DATA EXCERPTS |
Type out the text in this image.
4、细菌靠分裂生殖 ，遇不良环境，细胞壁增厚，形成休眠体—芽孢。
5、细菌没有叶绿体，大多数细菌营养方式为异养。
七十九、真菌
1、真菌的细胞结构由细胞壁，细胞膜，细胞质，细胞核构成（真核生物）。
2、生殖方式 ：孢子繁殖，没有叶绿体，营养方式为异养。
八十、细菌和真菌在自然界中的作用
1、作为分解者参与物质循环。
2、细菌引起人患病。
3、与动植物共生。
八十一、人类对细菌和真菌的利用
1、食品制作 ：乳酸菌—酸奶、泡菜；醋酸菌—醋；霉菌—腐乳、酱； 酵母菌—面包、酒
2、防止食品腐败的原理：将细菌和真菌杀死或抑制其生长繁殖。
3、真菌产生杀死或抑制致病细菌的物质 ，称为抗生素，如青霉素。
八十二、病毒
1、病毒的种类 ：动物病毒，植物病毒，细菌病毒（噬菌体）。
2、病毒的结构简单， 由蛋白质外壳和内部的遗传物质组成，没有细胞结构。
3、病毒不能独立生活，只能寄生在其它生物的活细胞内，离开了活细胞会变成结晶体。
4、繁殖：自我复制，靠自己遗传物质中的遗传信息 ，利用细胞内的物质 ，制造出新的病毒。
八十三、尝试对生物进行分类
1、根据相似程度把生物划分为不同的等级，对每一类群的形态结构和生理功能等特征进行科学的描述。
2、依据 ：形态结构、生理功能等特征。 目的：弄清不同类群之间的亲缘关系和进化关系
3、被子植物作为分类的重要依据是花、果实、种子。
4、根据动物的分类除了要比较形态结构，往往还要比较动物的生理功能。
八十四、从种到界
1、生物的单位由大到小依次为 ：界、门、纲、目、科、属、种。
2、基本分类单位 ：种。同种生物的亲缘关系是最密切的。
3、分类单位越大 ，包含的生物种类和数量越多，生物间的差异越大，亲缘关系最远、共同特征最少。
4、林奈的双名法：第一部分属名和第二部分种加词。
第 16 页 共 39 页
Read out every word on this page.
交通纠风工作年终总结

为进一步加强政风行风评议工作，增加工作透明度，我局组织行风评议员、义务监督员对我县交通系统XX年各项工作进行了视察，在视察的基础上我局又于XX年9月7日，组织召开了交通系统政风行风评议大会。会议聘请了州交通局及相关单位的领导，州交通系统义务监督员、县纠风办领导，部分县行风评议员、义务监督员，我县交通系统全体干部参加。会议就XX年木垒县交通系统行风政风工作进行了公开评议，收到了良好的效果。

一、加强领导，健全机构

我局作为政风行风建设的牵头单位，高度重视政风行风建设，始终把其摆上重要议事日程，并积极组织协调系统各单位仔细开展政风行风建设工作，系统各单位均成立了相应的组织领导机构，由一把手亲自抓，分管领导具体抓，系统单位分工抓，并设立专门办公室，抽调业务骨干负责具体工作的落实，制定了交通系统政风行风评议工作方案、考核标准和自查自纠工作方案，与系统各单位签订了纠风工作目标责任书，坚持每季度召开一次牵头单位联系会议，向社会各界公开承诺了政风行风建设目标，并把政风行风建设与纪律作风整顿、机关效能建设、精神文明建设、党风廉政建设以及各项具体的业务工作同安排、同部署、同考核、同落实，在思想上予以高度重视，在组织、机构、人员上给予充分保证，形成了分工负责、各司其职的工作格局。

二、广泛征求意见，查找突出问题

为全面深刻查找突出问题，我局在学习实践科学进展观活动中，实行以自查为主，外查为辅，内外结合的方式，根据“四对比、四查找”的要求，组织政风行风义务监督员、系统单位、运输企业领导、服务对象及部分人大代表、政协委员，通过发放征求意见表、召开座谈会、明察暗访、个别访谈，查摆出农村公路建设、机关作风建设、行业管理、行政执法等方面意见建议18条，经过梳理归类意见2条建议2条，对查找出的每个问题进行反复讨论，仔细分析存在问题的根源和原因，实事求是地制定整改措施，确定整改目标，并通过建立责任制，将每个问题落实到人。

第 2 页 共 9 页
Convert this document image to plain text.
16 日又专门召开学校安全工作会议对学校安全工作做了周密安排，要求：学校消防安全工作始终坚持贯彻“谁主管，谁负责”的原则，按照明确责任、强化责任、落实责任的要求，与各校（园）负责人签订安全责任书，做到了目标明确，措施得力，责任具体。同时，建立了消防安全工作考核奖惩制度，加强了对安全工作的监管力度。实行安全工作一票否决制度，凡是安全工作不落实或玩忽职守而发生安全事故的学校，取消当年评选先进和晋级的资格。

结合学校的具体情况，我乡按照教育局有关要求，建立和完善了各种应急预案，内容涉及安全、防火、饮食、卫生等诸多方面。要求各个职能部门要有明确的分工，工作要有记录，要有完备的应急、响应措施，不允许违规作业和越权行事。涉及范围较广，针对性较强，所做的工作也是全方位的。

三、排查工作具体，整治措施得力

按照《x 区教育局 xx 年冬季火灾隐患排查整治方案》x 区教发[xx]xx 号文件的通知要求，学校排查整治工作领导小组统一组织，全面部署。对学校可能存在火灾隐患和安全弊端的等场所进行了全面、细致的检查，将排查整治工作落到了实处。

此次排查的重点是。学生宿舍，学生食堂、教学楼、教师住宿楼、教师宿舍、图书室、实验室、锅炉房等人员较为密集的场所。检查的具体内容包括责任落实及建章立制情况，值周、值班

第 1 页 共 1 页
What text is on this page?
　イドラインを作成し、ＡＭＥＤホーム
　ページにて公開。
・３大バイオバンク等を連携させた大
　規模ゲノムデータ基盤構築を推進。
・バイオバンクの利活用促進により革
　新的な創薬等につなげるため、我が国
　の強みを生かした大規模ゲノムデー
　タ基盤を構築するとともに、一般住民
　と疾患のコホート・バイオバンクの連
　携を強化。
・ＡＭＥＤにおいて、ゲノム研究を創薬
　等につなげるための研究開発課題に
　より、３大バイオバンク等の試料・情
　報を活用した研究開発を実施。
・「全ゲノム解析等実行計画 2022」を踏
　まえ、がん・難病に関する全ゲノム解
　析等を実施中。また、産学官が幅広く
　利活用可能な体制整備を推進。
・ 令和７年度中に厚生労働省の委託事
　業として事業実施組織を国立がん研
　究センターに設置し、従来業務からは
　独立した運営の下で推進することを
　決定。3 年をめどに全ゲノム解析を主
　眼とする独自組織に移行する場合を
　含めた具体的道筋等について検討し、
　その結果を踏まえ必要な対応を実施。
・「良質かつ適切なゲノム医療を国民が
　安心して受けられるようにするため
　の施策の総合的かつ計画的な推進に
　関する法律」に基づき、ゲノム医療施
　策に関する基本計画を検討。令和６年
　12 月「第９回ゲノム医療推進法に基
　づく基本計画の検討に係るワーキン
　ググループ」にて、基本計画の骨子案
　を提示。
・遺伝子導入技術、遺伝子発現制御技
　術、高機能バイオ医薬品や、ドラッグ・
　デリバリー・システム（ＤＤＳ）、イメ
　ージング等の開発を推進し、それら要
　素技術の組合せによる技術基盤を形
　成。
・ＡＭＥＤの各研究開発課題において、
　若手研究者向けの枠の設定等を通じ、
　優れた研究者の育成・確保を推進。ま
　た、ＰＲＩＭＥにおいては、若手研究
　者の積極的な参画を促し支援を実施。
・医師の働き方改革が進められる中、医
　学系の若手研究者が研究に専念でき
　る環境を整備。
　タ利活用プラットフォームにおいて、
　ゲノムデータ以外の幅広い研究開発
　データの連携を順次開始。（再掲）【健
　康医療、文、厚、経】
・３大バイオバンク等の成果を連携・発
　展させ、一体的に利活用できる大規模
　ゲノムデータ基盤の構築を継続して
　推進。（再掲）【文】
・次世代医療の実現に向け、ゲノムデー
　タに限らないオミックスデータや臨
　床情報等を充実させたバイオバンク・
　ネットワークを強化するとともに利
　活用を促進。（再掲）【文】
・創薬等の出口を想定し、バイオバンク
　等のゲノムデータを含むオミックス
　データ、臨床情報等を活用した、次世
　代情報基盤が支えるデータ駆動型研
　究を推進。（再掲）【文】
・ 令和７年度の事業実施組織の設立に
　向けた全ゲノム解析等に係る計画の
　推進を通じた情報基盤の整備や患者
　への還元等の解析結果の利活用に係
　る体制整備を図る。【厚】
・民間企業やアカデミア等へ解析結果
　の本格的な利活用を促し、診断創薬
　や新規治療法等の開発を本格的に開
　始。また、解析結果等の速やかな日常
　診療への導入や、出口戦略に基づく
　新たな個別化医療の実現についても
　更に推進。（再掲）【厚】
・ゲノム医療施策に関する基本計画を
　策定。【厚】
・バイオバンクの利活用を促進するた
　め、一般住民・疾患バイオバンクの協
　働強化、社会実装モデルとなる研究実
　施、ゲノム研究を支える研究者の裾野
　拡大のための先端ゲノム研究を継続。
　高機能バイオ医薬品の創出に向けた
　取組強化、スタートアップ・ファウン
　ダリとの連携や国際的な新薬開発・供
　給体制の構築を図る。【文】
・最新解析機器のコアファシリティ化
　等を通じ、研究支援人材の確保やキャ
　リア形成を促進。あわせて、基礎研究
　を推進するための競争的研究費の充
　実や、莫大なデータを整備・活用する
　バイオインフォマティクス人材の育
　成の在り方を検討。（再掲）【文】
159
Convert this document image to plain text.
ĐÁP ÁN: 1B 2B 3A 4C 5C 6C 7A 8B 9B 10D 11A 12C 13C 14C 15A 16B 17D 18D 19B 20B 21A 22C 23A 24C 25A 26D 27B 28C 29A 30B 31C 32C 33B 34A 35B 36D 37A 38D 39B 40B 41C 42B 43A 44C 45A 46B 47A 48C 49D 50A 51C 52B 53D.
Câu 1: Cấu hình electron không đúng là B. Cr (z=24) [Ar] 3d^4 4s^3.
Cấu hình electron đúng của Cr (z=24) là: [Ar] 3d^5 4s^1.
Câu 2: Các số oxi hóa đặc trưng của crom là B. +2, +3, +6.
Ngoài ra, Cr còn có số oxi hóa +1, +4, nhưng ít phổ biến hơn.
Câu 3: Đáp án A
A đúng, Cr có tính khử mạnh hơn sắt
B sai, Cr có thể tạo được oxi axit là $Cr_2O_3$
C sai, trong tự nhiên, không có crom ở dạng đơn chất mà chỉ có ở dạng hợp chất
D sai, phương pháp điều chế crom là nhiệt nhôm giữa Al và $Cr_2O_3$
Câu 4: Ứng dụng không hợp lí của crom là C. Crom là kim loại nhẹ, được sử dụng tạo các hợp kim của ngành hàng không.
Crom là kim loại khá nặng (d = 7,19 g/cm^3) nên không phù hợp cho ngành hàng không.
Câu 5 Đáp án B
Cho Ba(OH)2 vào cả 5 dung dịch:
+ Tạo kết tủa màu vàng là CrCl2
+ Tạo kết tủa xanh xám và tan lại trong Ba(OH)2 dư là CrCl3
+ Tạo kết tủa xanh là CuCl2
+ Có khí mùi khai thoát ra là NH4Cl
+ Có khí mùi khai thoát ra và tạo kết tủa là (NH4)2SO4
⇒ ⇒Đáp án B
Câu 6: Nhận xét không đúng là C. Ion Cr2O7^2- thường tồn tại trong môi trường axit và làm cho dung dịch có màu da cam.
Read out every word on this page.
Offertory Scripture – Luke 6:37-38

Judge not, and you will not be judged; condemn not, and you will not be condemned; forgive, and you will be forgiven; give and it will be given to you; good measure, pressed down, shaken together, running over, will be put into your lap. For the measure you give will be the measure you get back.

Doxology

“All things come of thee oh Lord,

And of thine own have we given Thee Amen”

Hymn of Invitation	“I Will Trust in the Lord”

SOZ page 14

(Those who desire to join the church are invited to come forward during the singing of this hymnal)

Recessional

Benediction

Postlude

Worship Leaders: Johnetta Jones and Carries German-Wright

DESCRIPTION OF THE TASK | Every line in the data that holds "this" should be copied out.

COMPLETE ANSWER |
Type out the text in this image.
Read out every word on this page.
Convert this document image to plain text.
What text is on this page?
Convert this document image to plain text.
Read out every word on this page.
(Those who desire to join the church are invited to come forward during the singing of this hymnal)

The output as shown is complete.